● **GIVEN INSTRUCTION**: Search the entries for the word "STUDENT" and pull out each line that has it.

◇ ◇ ◇

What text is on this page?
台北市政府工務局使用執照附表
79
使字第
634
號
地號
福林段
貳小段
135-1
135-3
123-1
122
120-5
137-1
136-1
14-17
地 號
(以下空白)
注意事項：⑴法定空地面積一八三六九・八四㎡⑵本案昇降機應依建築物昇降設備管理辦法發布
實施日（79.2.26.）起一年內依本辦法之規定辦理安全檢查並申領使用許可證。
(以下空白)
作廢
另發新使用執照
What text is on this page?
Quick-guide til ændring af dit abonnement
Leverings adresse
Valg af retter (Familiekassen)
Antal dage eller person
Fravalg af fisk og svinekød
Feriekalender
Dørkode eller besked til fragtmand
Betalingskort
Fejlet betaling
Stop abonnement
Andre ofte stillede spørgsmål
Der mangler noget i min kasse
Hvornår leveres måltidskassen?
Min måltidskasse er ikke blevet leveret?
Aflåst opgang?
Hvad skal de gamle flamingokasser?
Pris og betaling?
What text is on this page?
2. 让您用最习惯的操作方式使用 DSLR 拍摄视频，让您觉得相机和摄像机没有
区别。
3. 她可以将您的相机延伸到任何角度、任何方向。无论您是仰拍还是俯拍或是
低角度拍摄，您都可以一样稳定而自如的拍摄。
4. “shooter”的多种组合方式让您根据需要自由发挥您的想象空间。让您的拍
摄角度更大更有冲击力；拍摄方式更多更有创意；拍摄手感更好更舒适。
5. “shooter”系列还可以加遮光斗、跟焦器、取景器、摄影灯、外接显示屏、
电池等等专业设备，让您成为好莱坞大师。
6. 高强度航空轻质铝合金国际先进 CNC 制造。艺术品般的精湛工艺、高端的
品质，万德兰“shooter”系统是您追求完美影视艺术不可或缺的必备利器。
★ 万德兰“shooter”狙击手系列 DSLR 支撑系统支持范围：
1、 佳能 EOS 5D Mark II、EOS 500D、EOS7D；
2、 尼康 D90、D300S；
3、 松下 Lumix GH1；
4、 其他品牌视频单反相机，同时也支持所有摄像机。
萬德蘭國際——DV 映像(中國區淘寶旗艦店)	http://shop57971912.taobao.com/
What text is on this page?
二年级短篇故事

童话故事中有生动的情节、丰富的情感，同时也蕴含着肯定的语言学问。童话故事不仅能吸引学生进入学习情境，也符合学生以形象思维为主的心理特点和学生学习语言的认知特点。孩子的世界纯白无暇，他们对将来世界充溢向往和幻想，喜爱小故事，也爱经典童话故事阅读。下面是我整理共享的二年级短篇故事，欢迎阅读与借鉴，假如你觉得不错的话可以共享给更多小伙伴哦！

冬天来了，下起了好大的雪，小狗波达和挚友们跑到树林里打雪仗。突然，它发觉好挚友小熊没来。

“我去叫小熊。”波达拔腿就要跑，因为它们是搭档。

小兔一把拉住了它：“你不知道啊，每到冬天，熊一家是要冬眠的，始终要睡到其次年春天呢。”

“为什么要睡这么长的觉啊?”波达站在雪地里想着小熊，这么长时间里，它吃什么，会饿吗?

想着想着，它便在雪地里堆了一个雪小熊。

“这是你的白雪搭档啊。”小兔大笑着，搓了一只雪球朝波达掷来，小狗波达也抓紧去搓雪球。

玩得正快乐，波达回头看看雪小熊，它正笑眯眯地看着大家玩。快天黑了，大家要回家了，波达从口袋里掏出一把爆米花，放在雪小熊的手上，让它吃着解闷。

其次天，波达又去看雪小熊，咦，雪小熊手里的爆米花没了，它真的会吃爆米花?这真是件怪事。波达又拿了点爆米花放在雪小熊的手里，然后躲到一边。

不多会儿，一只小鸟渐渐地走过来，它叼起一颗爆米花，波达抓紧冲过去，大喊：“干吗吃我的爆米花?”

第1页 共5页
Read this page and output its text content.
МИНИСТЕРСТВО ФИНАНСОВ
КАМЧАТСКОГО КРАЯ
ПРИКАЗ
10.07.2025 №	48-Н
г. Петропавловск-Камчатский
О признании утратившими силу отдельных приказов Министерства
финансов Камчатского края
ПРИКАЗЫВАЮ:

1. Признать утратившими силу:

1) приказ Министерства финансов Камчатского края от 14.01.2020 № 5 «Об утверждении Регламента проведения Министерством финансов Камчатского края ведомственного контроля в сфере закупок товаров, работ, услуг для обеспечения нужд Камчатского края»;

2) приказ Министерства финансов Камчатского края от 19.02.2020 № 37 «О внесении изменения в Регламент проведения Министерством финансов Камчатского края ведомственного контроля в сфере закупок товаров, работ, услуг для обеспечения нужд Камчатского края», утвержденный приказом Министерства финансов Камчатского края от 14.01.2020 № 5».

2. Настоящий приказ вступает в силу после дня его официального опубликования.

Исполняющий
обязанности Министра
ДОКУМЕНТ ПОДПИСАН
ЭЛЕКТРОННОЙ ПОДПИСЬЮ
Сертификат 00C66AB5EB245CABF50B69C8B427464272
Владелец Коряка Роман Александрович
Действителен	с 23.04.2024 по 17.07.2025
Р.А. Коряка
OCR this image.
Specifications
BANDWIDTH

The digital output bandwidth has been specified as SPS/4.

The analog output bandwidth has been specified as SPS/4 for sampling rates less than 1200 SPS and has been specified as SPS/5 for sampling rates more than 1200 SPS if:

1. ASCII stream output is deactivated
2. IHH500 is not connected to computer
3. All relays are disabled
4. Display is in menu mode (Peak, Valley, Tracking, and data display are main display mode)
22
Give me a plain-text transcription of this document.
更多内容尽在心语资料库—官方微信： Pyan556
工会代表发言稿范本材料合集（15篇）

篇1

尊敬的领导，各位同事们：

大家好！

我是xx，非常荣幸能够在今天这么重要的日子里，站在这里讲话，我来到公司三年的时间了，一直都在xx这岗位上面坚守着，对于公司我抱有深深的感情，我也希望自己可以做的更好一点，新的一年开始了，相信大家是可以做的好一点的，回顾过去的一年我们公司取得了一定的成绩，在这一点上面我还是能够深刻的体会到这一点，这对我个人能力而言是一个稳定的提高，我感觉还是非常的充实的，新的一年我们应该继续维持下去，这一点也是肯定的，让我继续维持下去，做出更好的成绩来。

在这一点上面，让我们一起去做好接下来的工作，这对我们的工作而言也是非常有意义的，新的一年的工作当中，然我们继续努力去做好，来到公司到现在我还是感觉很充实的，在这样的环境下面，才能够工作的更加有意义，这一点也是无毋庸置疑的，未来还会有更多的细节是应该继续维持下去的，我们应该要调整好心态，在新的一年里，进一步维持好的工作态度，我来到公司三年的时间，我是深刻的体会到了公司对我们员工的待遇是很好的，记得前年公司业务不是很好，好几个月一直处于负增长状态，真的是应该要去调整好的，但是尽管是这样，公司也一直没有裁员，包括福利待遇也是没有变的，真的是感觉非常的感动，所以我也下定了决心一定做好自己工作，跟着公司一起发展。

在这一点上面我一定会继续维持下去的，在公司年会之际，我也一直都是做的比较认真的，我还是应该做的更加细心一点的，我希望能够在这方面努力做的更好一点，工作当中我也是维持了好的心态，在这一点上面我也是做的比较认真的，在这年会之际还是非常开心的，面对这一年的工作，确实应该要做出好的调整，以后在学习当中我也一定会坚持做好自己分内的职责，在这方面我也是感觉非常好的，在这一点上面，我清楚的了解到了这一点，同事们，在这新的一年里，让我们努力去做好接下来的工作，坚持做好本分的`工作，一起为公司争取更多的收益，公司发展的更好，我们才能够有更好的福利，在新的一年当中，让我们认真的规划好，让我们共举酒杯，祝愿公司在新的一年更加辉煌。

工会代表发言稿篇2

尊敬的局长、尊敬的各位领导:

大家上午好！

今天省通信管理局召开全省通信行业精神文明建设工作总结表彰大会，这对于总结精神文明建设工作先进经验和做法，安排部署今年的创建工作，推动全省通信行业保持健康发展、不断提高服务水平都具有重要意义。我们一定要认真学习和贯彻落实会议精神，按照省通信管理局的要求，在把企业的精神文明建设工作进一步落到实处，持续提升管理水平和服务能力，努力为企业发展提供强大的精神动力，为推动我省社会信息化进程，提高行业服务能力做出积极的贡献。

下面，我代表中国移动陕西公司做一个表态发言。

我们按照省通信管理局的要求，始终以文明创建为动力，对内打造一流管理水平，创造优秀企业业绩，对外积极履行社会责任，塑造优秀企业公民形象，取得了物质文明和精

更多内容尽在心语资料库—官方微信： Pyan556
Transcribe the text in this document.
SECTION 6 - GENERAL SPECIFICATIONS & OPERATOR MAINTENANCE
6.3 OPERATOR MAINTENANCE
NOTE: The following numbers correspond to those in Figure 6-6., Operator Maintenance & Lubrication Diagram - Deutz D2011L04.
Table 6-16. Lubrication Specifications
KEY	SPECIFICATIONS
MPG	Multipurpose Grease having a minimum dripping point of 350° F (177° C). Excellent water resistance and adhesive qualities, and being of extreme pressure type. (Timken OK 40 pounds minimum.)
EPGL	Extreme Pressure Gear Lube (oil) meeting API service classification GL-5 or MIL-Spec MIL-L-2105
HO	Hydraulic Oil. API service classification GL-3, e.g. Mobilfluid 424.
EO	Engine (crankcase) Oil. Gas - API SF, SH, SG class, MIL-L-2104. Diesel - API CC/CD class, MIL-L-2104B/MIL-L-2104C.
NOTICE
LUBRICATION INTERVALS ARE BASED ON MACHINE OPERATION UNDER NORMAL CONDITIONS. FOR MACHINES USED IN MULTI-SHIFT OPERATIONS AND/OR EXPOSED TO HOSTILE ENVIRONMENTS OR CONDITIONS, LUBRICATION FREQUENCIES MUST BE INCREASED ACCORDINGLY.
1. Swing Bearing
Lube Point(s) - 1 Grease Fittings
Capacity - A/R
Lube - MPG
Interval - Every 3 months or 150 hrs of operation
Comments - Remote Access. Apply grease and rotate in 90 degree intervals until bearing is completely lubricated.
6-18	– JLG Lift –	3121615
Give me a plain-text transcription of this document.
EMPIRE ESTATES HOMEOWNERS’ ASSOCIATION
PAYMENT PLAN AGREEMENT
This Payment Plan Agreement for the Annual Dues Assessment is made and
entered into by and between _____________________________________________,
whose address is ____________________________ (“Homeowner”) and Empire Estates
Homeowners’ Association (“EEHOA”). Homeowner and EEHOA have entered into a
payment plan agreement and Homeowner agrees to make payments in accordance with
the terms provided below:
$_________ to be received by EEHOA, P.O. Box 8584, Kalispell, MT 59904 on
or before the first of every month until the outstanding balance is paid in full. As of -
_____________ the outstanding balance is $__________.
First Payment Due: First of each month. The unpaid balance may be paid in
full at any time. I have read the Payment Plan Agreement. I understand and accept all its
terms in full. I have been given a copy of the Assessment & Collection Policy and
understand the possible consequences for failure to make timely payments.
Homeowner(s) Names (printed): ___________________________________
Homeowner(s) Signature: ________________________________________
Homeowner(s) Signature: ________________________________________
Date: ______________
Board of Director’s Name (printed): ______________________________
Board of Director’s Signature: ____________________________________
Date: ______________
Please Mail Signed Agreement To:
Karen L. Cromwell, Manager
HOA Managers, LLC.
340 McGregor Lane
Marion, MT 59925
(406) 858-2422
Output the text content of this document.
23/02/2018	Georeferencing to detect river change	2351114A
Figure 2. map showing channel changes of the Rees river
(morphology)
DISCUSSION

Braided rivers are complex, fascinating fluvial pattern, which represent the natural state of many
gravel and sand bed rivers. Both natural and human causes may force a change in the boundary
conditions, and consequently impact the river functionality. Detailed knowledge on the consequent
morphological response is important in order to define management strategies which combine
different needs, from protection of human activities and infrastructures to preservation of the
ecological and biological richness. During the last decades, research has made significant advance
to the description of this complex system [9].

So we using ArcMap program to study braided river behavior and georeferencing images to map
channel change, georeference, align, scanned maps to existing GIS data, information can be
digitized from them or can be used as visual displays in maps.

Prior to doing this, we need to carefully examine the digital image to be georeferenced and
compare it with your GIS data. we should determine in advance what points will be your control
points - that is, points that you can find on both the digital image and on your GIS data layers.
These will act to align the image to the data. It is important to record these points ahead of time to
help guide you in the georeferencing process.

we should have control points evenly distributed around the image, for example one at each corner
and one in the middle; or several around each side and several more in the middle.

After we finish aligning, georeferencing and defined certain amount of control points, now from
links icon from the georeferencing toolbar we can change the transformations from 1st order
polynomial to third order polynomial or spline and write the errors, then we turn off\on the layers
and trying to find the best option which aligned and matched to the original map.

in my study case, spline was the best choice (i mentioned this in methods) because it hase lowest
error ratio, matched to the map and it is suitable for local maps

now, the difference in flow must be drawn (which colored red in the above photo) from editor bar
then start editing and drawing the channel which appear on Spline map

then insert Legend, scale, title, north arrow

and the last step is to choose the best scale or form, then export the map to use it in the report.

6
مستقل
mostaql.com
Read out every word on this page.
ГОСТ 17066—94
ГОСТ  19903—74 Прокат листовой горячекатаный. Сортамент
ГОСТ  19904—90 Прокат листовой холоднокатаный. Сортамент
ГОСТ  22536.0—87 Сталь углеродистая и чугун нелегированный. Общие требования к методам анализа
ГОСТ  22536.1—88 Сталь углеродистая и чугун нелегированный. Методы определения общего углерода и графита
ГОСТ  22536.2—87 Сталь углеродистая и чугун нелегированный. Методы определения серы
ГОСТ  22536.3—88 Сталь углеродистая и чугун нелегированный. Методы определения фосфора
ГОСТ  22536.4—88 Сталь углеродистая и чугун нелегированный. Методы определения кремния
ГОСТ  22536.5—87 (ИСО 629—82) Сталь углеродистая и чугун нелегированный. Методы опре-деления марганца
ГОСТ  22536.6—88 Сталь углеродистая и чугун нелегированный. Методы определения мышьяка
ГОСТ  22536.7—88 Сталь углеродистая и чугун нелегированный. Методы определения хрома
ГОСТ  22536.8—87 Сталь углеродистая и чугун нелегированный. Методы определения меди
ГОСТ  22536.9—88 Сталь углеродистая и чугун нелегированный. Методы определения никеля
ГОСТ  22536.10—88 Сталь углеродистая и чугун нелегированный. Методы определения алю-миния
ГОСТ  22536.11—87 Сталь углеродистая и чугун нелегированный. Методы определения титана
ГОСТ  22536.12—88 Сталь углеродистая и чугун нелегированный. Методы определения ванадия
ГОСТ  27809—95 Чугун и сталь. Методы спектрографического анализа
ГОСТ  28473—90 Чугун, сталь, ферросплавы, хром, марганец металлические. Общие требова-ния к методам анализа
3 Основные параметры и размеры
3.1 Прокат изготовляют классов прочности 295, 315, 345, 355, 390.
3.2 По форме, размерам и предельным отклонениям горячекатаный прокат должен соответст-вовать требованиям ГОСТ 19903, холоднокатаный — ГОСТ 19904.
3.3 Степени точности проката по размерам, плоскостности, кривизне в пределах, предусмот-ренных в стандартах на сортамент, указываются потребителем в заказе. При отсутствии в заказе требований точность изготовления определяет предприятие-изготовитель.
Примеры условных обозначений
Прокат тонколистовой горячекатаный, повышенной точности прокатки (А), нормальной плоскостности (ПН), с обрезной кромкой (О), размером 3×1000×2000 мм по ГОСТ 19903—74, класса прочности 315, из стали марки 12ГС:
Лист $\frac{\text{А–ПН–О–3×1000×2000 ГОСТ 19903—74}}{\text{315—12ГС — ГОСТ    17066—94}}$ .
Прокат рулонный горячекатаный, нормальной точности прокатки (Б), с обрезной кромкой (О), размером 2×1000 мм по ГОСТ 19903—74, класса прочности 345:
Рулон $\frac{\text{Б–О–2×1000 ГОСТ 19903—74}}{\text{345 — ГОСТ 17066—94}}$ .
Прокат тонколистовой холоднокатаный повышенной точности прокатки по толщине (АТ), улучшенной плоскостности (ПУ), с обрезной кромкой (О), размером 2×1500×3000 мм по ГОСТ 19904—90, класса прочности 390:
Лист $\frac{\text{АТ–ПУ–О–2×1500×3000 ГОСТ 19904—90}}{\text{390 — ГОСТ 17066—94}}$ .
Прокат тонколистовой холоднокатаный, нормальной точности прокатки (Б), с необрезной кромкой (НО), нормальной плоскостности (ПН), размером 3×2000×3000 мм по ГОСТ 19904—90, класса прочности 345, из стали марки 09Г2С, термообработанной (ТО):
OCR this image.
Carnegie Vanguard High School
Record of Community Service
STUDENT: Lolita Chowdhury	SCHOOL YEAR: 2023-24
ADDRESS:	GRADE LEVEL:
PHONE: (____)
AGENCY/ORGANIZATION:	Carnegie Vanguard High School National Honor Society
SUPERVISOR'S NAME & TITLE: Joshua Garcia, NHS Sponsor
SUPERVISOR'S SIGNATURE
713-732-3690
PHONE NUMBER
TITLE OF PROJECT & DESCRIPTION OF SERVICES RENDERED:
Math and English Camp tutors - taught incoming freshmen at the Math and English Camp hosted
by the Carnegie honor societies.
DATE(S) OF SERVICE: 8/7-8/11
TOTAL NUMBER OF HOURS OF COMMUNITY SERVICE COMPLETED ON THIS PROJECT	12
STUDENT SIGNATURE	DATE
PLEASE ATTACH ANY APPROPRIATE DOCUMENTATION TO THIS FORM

◇ ◇ ◇

● **FINAL ANSWER**:
STUDENT: Lolita Chowdhury	SCHOOL YEAR: 2023-24
STUDENT SIGNATURE	DATE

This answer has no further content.